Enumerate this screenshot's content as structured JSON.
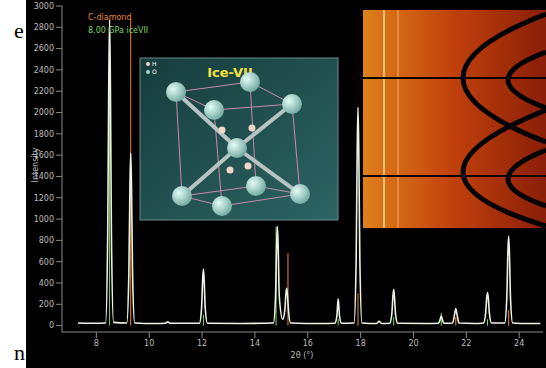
{
  "chart_data": {
    "type": "line",
    "x_label": "2θ (°)",
    "y_label": "Intensity",
    "xlim": [
      6.7,
      24.9
    ],
    "xticks": [
      8,
      10,
      12,
      14,
      16,
      18,
      20,
      22,
      24
    ],
    "ylim": [
      -60,
      3000
    ],
    "yticks": [
      0,
      200,
      400,
      600,
      800,
      1000,
      1200,
      1400,
      1600,
      1800,
      2000,
      2200,
      2400,
      2600,
      2800,
      3000
    ],
    "grid": false,
    "legend": "upper left",
    "annotations": [
      "Ice-VII",
      "H",
      "O",
      "e",
      "n"
    ],
    "series": [
      {
        "type": "line",
        "color": "#ecf2e4",
        "x": [
          7.3,
          8.0,
          8.35,
          8.43,
          8.47,
          8.5,
          8.53,
          8.57,
          8.65,
          9.15,
          9.23,
          9.27,
          9.3,
          9.33,
          9.37,
          9.45,
          10.2,
          10.6,
          10.7,
          10.8,
          11.9,
          11.98,
          12.02,
          12.05,
          12.08,
          12.12,
          12.2,
          13.5,
          14.7,
          14.78,
          14.82,
          14.85,
          14.88,
          14.92,
          15.05,
          15.13,
          15.17,
          15.2,
          15.23,
          15.27,
          15.35,
          16.5,
          17.02,
          17.1,
          17.13,
          17.15,
          17.17,
          17.2,
          17.28,
          17.75,
          17.83,
          17.87,
          17.9,
          17.93,
          17.97,
          18.05,
          18.6,
          18.7,
          18.8,
          19.1,
          19.18,
          19.22,
          19.25,
          19.28,
          19.32,
          19.4,
          20.5,
          20.95,
          21.01,
          21.05,
          21.09,
          21.15,
          21.48,
          21.55,
          21.58,
          21.6,
          21.62,
          21.65,
          21.72,
          22.3,
          22.65,
          22.73,
          22.77,
          22.8,
          22.83,
          22.87,
          22.95,
          23.45,
          23.53,
          23.57,
          23.6,
          23.63,
          23.67,
          23.75,
          24.4,
          24.8
        ],
        "values": [
          25,
          22,
          25,
          860,
          2300,
          2870,
          2300,
          860,
          30,
          25,
          490,
          1300,
          1620,
          1300,
          490,
          25,
          20,
          22,
          35,
          22,
          22,
          160,
          420,
          530,
          420,
          160,
          22,
          20,
          25,
          280,
          740,
          930,
          740,
          280,
          60,
          140,
          290,
          350,
          290,
          140,
          25,
          20,
          22,
          90,
          200,
          250,
          200,
          90,
          22,
          25,
          620,
          1640,
          2050,
          1640,
          620,
          25,
          20,
          40,
          20,
          22,
          110,
          270,
          340,
          270,
          110,
          22,
          20,
          22,
          60,
          90,
          60,
          22,
          24,
          100,
          140,
          160,
          140,
          100,
          24,
          20,
          25,
          120,
          260,
          310,
          260,
          120,
          25,
          25,
          260,
          680,
          840,
          680,
          260,
          25,
          20,
          20
        ]
      },
      {
        "type": "stick",
        "name": "C-diamond",
        "color": "#e8862e",
        "x": [
          9.3,
          15.25,
          17.9,
          21.6,
          23.6
        ],
        "values": [
          2880,
          680,
          300,
          80,
          150
        ]
      },
      {
        "type": "stick",
        "name": "8.00 GPa iceVII",
        "color": "#7fd35a",
        "x": [
          8.5,
          12.05,
          14.8,
          17.15,
          19.25,
          21.05,
          22.8
        ],
        "values": [
          2870,
          100,
          930,
          60,
          80,
          120,
          60
        ]
      }
    ]
  }
}
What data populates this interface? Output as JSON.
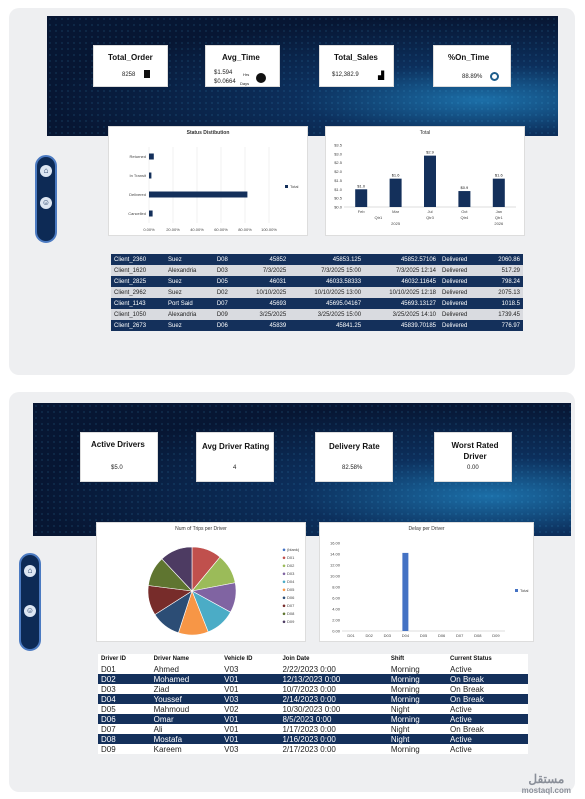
{
  "dashboard1": {
    "kpis": [
      {
        "title": "Total_Order",
        "value": "8258",
        "sub": ""
      },
      {
        "title": "Avg_Time",
        "value": "$1.594",
        "sub": "$0.0664",
        "unit1": "Hrs",
        "unit2": "Days"
      },
      {
        "title": "Total_Sales",
        "value": "$12,382.9",
        "sub": ""
      },
      {
        "title": "%On_Time",
        "value": "88.89%",
        "sub": ""
      }
    ],
    "status_chart": {
      "type": "bar",
      "title": "Status Distibution",
      "categories": [
        "Returned",
        "In Transit",
        "Delivered",
        "Cancelled"
      ],
      "values": [
        0.04,
        0.02,
        0.82,
        0.03
      ],
      "xticks": [
        "0.00%",
        "20.00%",
        "40.00%",
        "60.00%",
        "80.00%",
        "100.00%"
      ],
      "legend": "Total"
    },
    "total_chart": {
      "type": "bar",
      "title": "Total",
      "categories": [
        "Feb",
        "Mar",
        "Jul",
        "Oct",
        "Jan"
      ],
      "groups": [
        "Qtr1",
        "Qtr3",
        "Qtr4",
        "Qtr1"
      ],
      "years": [
        "2025",
        "2026"
      ],
      "values": [
        1.0,
        1.6,
        2.9,
        0.9,
        1.6
      ],
      "labels": [
        "$1.0",
        "$1.6",
        "$2.9",
        "$0.9",
        "$1.6"
      ],
      "yticks": [
        "$3.5",
        "$3.0",
        "$2.5",
        "$2.0",
        "$1.5",
        "$1.0",
        "$0.5",
        "$0.0"
      ]
    },
    "table": [
      [
        "Client_2360",
        "Suez",
        "D08",
        "45852",
        "45853.125",
        "45852.57106",
        "Delivered",
        "2060.86"
      ],
      [
        "Client_1620",
        "Alexandria",
        "D03",
        "7/3/2025",
        "7/3/2025 15:00",
        "7/3/2025 12:14",
        "Delivered",
        "517.29"
      ],
      [
        "Client_2825",
        "Suez",
        "D05",
        "46031",
        "46033.58333",
        "46032.11645",
        "Delivered",
        "798.24"
      ],
      [
        "Client_2962",
        "Suez",
        "D02",
        "10/10/2025",
        "10/10/2025 13:00",
        "10/10/2025 12:18",
        "Delivered",
        "2075.13"
      ],
      [
        "Client_1143",
        "Port Said",
        "D07",
        "45693",
        "45695.04167",
        "45693.13127",
        "Delivered",
        "1018.5"
      ],
      [
        "Client_1050",
        "Alexandria",
        "D09",
        "3/25/2025",
        "3/25/2025 15:00",
        "3/25/2025 14:10",
        "Delivered",
        "1739.45"
      ],
      [
        "Client_2673",
        "Suez",
        "D06",
        "45839",
        "45841.25",
        "45839.70185",
        "Delivered",
        "776.97"
      ]
    ]
  },
  "dashboard2": {
    "kpis": [
      {
        "title": "Active Drivers",
        "value": "$5.0"
      },
      {
        "title": "Avg Driver Rating",
        "value": "4"
      },
      {
        "title": "Delivery Rate",
        "value": "82.58%"
      },
      {
        "title": "Worst Rated Driver",
        "value": "0.00"
      }
    ],
    "pie_chart": {
      "type": "pie",
      "title": "Num of Trips per Driver",
      "legend": [
        "(blank)",
        "D01",
        "D02",
        "D03",
        "D04",
        "D05",
        "D06",
        "D07",
        "D08",
        "D09"
      ],
      "values": [
        0,
        11,
        11,
        11,
        11,
        11,
        11,
        11,
        11,
        12
      ],
      "colors": [
        "#4472c4",
        "#c0504d",
        "#9bbb59",
        "#8064a2",
        "#4bacc6",
        "#f79646",
        "#2c4d75",
        "#772c2a",
        "#5f7530",
        "#4d3b62"
      ]
    },
    "delay_chart": {
      "type": "bar",
      "title": "Delay per Driver",
      "categories": [
        "D01",
        "D02",
        "D03",
        "D04",
        "D05",
        "D06",
        "D07",
        "D08",
        "D09"
      ],
      "values": [
        0,
        0,
        0,
        14.2,
        0,
        0,
        0,
        0,
        0
      ],
      "yticks": [
        "16.00",
        "14.00",
        "12.00",
        "10.00",
        "8.00",
        "6.00",
        "4.00",
        "2.00",
        "0.00"
      ],
      "legend": "Total"
    },
    "table_headers": [
      "Driver ID",
      "Driver Name",
      "Vehicle ID",
      "Join Date",
      "Shift",
      "Current Status"
    ],
    "table": [
      [
        "D01",
        "Ahmed",
        "V03",
        "2/22/2023 0:00",
        "Morning",
        "Active"
      ],
      [
        "D02",
        "Mohamed",
        "V01",
        "12/13/2023 0:00",
        "Morning",
        "On Break"
      ],
      [
        "D03",
        "Ziad",
        "V01",
        "10/7/2023 0:00",
        "Morning",
        "On Break"
      ],
      [
        "D04",
        "Youssef",
        "V03",
        "2/14/2023 0:00",
        "Morning",
        "On Break"
      ],
      [
        "D05",
        "Mahmoud",
        "V02",
        "10/30/2023 0:00",
        "Night",
        "Active"
      ],
      [
        "D06",
        "Omar",
        "V01",
        "8/5/2023 0:00",
        "Morning",
        "Active"
      ],
      [
        "D07",
        "Ali",
        "V01",
        "1/17/2023 0:00",
        "Night",
        "On Break"
      ],
      [
        "D08",
        "Mostafa",
        "V01",
        "1/16/2023 0:00",
        "Night",
        "Active"
      ],
      [
        "D09",
        "Kareem",
        "V03",
        "2/17/2023 0:00",
        "Morning",
        "Active"
      ]
    ]
  },
  "watermark": {
    "ar": "مستقل",
    "en": "mostaql.com"
  }
}
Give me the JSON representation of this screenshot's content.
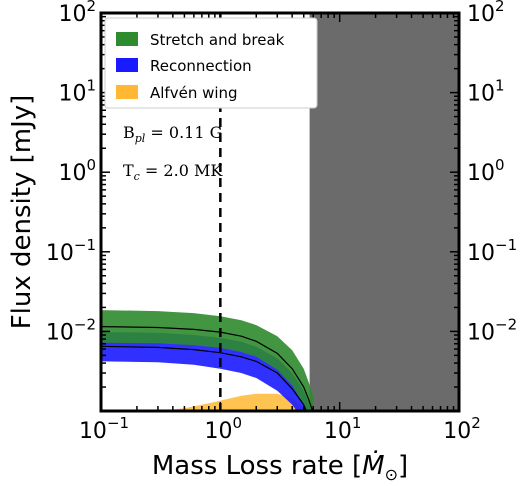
{
  "chart_data": {
    "type": "area",
    "xscale": "log",
    "yscale": "log",
    "xlim": [
      0.1,
      100
    ],
    "ylim": [
      0.001,
      100
    ],
    "xlabel_main": "Mass Loss rate",
    "xlabel_unit": "Ṁ",
    "xlabel_sub": "⊙",
    "ylabel": "Flux density [mJy]",
    "xticks": [
      {
        "value": 0.1,
        "base": "10",
        "exp": "−1"
      },
      {
        "value": 1,
        "base": "10",
        "exp": "0"
      },
      {
        "value": 10,
        "base": "10",
        "exp": "1"
      },
      {
        "value": 100,
        "base": "10",
        "exp": "2"
      }
    ],
    "yticks": [
      {
        "value": 0.01,
        "base": "10",
        "exp": "−2"
      },
      {
        "value": 0.1,
        "base": "10",
        "exp": "−1"
      },
      {
        "value": 1,
        "base": "10",
        "exp": "0"
      },
      {
        "value": 10,
        "base": "10",
        "exp": "1"
      },
      {
        "value": 100,
        "base": "10",
        "exp": "2"
      }
    ],
    "legend_placement": "top-left",
    "series": [
      {
        "name": "Stretch and break",
        "color": "#2e8b2e",
        "x": [
          0.1,
          0.3,
          0.6,
          1.0,
          1.5,
          2.0,
          3.0,
          4.0,
          5.0,
          5.5,
          6.0
        ],
        "lower": [
          0.0072,
          0.0071,
          0.0067,
          0.0062,
          0.0055,
          0.0048,
          0.0033,
          0.0021,
          0.0012,
          0.00085,
          0.0006
        ],
        "upper": [
          0.0185,
          0.018,
          0.017,
          0.0155,
          0.0138,
          0.012,
          0.0087,
          0.0058,
          0.0034,
          0.0023,
          0.0015
        ],
        "line": [
          0.0115,
          0.0112,
          0.0106,
          0.0098,
          0.0087,
          0.0075,
          0.0053,
          0.0034,
          0.002,
          0.0014,
          0.00095
        ]
      },
      {
        "name": "Reconnection",
        "color": "#1a1aff",
        "x": [
          0.1,
          0.3,
          0.6,
          1.0,
          1.5,
          2.0,
          3.0,
          4.0,
          5.0,
          5.5,
          6.0
        ],
        "lower": [
          0.0042,
          0.0041,
          0.0038,
          0.0034,
          0.003,
          0.0026,
          0.0018,
          0.0012,
          0.00075,
          0.00055,
          0.0004
        ],
        "upper": [
          0.0098,
          0.0096,
          0.009,
          0.0083,
          0.0074,
          0.0064,
          0.0046,
          0.003,
          0.0018,
          0.0013,
          0.0009
        ],
        "line": [
          0.0065,
          0.0063,
          0.0059,
          0.0054,
          0.0048,
          0.0042,
          0.003,
          0.0019,
          0.0012,
          0.00085,
          0.0006
        ]
      },
      {
        "name": "Alfvén wing",
        "color": "#ffb833",
        "x": [
          0.3,
          0.5,
          0.8,
          1.0,
          1.5,
          2.0,
          3.0,
          4.0,
          5.0,
          5.5
        ],
        "lower": [
          0.001,
          0.001,
          0.001,
          0.001,
          0.001,
          0.001,
          0.001,
          0.001,
          0.001,
          0.001
        ],
        "upper": [
          0.001,
          0.00108,
          0.00125,
          0.00135,
          0.00155,
          0.00165,
          0.00165,
          0.00145,
          0.0011,
          0.001
        ],
        "line": null
      }
    ],
    "vline": {
      "x": 1.0,
      "style": "dashed"
    },
    "shaded_region": {
      "x_from": 5.6,
      "x_to": 100,
      "color": "#6b6b6b"
    },
    "annotations": [
      {
        "base": "B",
        "sub": "pl",
        "rest": " = 0.11 G"
      },
      {
        "base": "T",
        "sub": "c",
        "rest": " = 2.0 MK"
      }
    ]
  }
}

------------------------

WHAT IS EXPECTED: Filter the entries down to the lines with the word "content" in them.

PROBLEM SOLUTION:
Enumerate this screenshot's content as structured JSON.
Give me the JSON representation of this screenshot's content.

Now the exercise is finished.